[Description of the task] Skip the images and return the records below exactly.
— start —
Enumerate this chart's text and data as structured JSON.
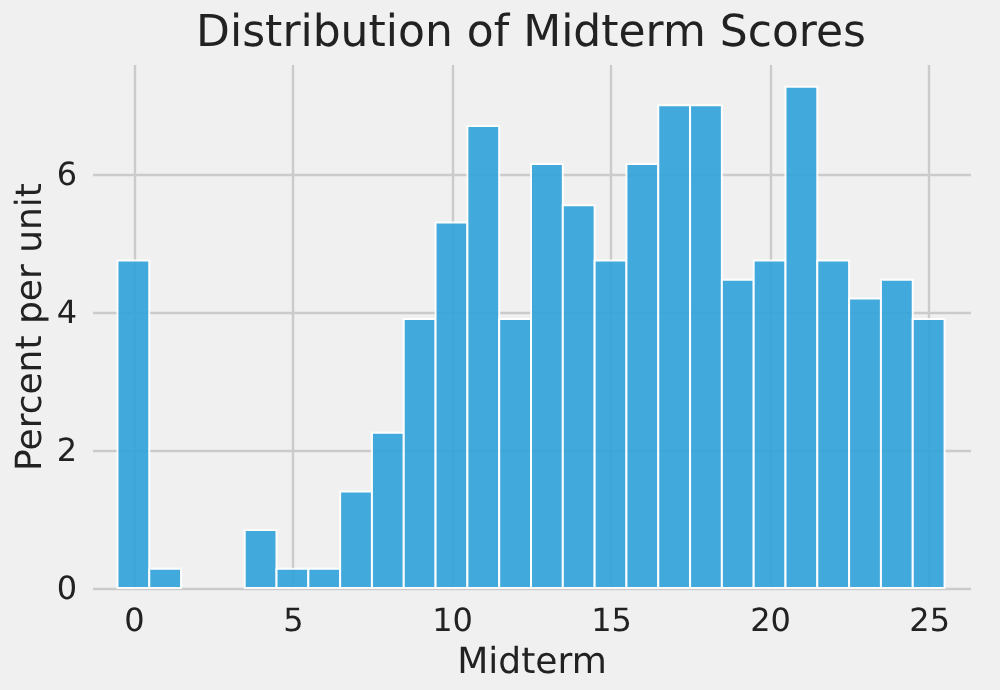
{
  "chart_data": {
    "type": "histogram",
    "title": "Distribution of Midterm Scores",
    "xlabel": "Midterm",
    "ylabel": "Percent per unit",
    "bins": [
      -0.5,
      0.5,
      1.5,
      2.5,
      3.5,
      4.5,
      5.5,
      6.5,
      7.5,
      8.5,
      9.5,
      10.5,
      11.5,
      12.5,
      13.5,
      14.5,
      15.5,
      16.5,
      17.5,
      18.5,
      19.5,
      20.5,
      21.5,
      22.5,
      23.5,
      24.5,
      25.5
    ],
    "values": [
      4.75,
      0.28,
      0,
      0,
      0.84,
      0.28,
      0.28,
      1.4,
      2.25,
      3.9,
      5.3,
      6.7,
      3.9,
      6.15,
      5.55,
      4.75,
      6.15,
      7.0,
      7.0,
      4.47,
      4.75,
      7.27,
      4.75,
      4.2,
      4.47,
      3.9
    ],
    "color": "#30a2da",
    "xlim": [
      -1.3,
      26.3
    ],
    "xticks": [
      0,
      5,
      10,
      15,
      20,
      25
    ],
    "ylim": [
      0,
      7.6
    ],
    "yticks": [
      0,
      2,
      4,
      6
    ],
    "grid": true
  }
}
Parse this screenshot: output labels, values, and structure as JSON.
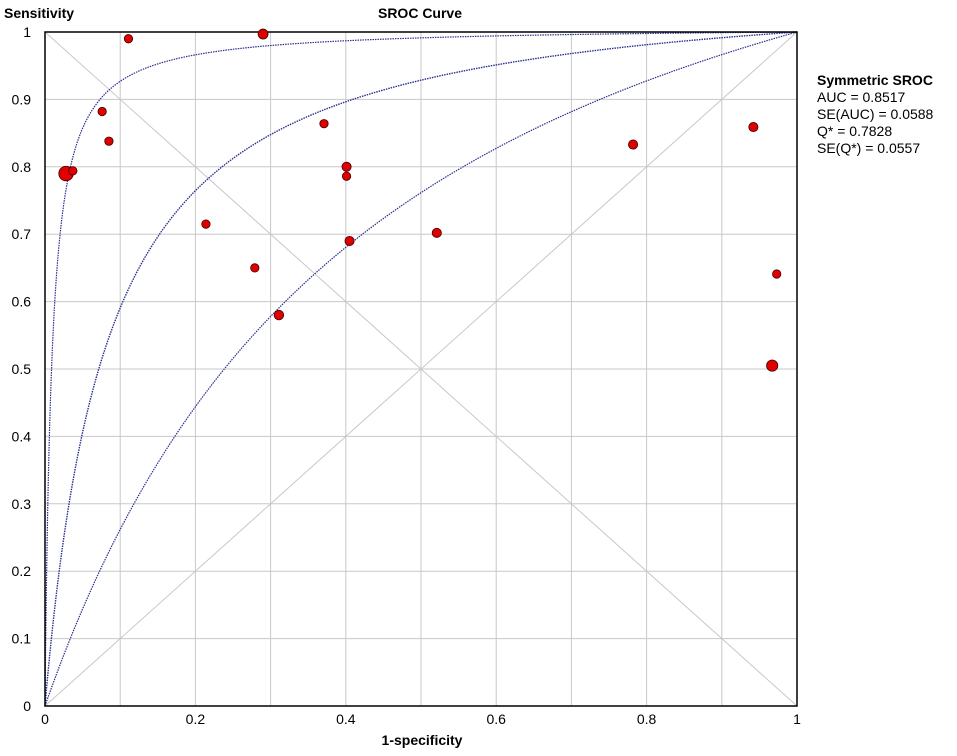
{
  "chart_data": {
    "type": "scatter",
    "title": "SROC Curve",
    "xlabel": "1-specificity",
    "ylabel": "Sensitivity",
    "xlim": [
      0,
      1
    ],
    "ylim": [
      0,
      1
    ],
    "grid": true,
    "x_ticks": [
      0,
      0.1,
      0.2,
      0.3,
      0.4,
      0.5,
      0.6,
      0.7,
      0.8,
      0.9,
      1
    ],
    "x_tick_labels": [
      "0",
      "",
      "0.2",
      "",
      "0.4",
      "",
      "0.6",
      "",
      "0.8",
      "",
      "1"
    ],
    "y_ticks": [
      0,
      0.1,
      0.2,
      0.3,
      0.4,
      0.5,
      0.6,
      0.7,
      0.8,
      0.9,
      1
    ],
    "y_tick_labels": [
      "0",
      "0.1",
      "0.2",
      "0.3",
      "0.4",
      "0.5",
      "0.6",
      "0.7",
      "0.8",
      "0.9",
      "1"
    ],
    "points": [
      {
        "x": 0.028,
        "y": 0.79,
        "weight": 3
      },
      {
        "x": 0.037,
        "y": 0.794,
        "weight": 1
      },
      {
        "x": 0.076,
        "y": 0.882,
        "weight": 1
      },
      {
        "x": 0.085,
        "y": 0.838,
        "weight": 1
      },
      {
        "x": 0.111,
        "y": 0.99,
        "weight": 1
      },
      {
        "x": 0.214,
        "y": 0.715,
        "weight": 1
      },
      {
        "x": 0.279,
        "y": 0.65,
        "weight": 1
      },
      {
        "x": 0.29,
        "y": 0.997,
        "weight": 1.4
      },
      {
        "x": 0.311,
        "y": 0.58,
        "weight": 1.3
      },
      {
        "x": 0.371,
        "y": 0.864,
        "weight": 1
      },
      {
        "x": 0.401,
        "y": 0.8,
        "weight": 1.2
      },
      {
        "x": 0.401,
        "y": 0.786,
        "weight": 1
      },
      {
        "x": 0.405,
        "y": 0.69,
        "weight": 1.2
      },
      {
        "x": 0.521,
        "y": 0.702,
        "weight": 1.2
      },
      {
        "x": 0.782,
        "y": 0.833,
        "weight": 1.2
      },
      {
        "x": 0.942,
        "y": 0.859,
        "weight": 1.2
      },
      {
        "x": 0.967,
        "y": 0.505,
        "weight": 1.8
      },
      {
        "x": 0.973,
        "y": 0.641,
        "weight": 1
      }
    ],
    "sroc_curve": {
      "auc": 0.8517
    },
    "ci_curves": [
      {
        "auc": 0.9666
      },
      {
        "auc": 0.6853
      }
    ],
    "reference_lines": [
      "diagonal",
      "anti-diagonal"
    ],
    "colors": {
      "points": "#e00000",
      "curve": "#2a2f8f",
      "grid": "#c8c8c8"
    }
  },
  "stats": {
    "heading": "Symmetric SROC",
    "lines": [
      "AUC = 0.8517",
      "SE(AUC) = 0.0588",
      "Q* = 0.7828",
      "SE(Q*) = 0.0557"
    ]
  }
}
— end —
[Finished task]
Enumerate this chart's text and data as structured JSON.
{
  "chart_data": {
    "type": "histogram",
    "title": "Distribution of Midterm Scores",
    "xlabel": "Midterm",
    "ylabel": "Percent per unit",
    "bins": [
      -0.5,
      0.5,
      1.5,
      2.5,
      3.5,
      4.5,
      5.5,
      6.5,
      7.5,
      8.5,
      9.5,
      10.5,
      11.5,
      12.5,
      13.5,
      14.5,
      15.5,
      16.5,
      17.5,
      18.5,
      19.5,
      20.5,
      21.5,
      22.5,
      23.5,
      24.5,
      25.5
    ],
    "values": [
      4.75,
      0.28,
      0,
      0,
      0.84,
      0.28,
      0.28,
      1.4,
      2.25,
      3.9,
      5.3,
      6.7,
      3.9,
      6.15,
      5.55,
      4.75,
      6.15,
      7.0,
      7.0,
      4.47,
      4.75,
      7.27,
      4.75,
      4.2,
      4.47,
      3.9
    ],
    "color": "#30a2da",
    "xlim": [
      -1.3,
      26.3
    ],
    "xticks": [
      0,
      5,
      10,
      15,
      20,
      25
    ],
    "ylim": [
      0,
      7.6
    ],
    "yticks": [
      0,
      2,
      4,
      6
    ],
    "grid": true
  }
}
Parse this screenshot: output labels, values, and structure as JSON.
{
  "chart_data": {
    "type": "scatter",
    "title": "SROC Curve",
    "xlabel": "1-specificity",
    "ylabel": "Sensitivity",
    "xlim": [
      0,
      1
    ],
    "ylim": [
      0,
      1
    ],
    "grid": true,
    "x_ticks": [
      0,
      0.1,
      0.2,
      0.3,
      0.4,
      0.5,
      0.6,
      0.7,
      0.8,
      0.9,
      1
    ],
    "x_tick_labels": [
      "0",
      "",
      "0.2",
      "",
      "0.4",
      "",
      "0.6",
      "",
      "0.8",
      "",
      "1"
    ],
    "y_ticks": [
      0,
      0.1,
      0.2,
      0.3,
      0.4,
      0.5,
      0.6,
      0.7,
      0.8,
      0.9,
      1
    ],
    "y_tick_labels": [
      "0",
      "0.1",
      "0.2",
      "0.3",
      "0.4",
      "0.5",
      "0.6",
      "0.7",
      "0.8",
      "0.9",
      "1"
    ],
    "points": [
      {
        "x": 0.028,
        "y": 0.79,
        "weight": 3
      },
      {
        "x": 0.037,
        "y": 0.794,
        "weight": 1
      },
      {
        "x": 0.076,
        "y": 0.882,
        "weight": 1
      },
      {
        "x": 0.085,
        "y": 0.838,
        "weight": 1
      },
      {
        "x": 0.111,
        "y": 0.99,
        "weight": 1
      },
      {
        "x": 0.214,
        "y": 0.715,
        "weight": 1
      },
      {
        "x": 0.279,
        "y": 0.65,
        "weight": 1
      },
      {
        "x": 0.29,
        "y": 0.997,
        "weight": 1.4
      },
      {
        "x": 0.311,
        "y": 0.58,
        "weight": 1.3
      },
      {
        "x": 0.371,
        "y": 0.864,
        "weight": 1
      },
      {
        "x": 0.401,
        "y": 0.8,
        "weight": 1.2
      },
      {
        "x": 0.401,
        "y": 0.786,
        "weight": 1
      },
      {
        "x": 0.405,
        "y": 0.69,
        "weight": 1.2
      },
      {
        "x": 0.521,
        "y": 0.702,
        "weight": 1.2
      },
      {
        "x": 0.782,
        "y": 0.833,
        "weight": 1.2
      },
      {
        "x": 0.942,
        "y": 0.859,
        "weight": 1.2
      },
      {
        "x": 0.967,
        "y": 0.505,
        "weight": 1.8
      },
      {
        "x": 0.973,
        "y": 0.641,
        "weight": 1
      }
    ],
    "sroc_curve": {
      "auc": 0.8517
    },
    "ci_curves": [
      {
        "auc": 0.9666
      },
      {
        "auc": 0.6853
      }
    ],
    "reference_lines": [
      "diagonal",
      "anti-diagonal"
    ],
    "colors": {
      "points": "#e00000",
      "curve": "#2a2f8f",
      "grid": "#c8c8c8"
    }
  },
  "stats": {
    "heading": "Symmetric SROC",
    "lines": [
      "AUC = 0.8517",
      "SE(AUC) = 0.0588",
      "Q* = 0.7828",
      "SE(Q*) = 0.0557"
    ]
  }
}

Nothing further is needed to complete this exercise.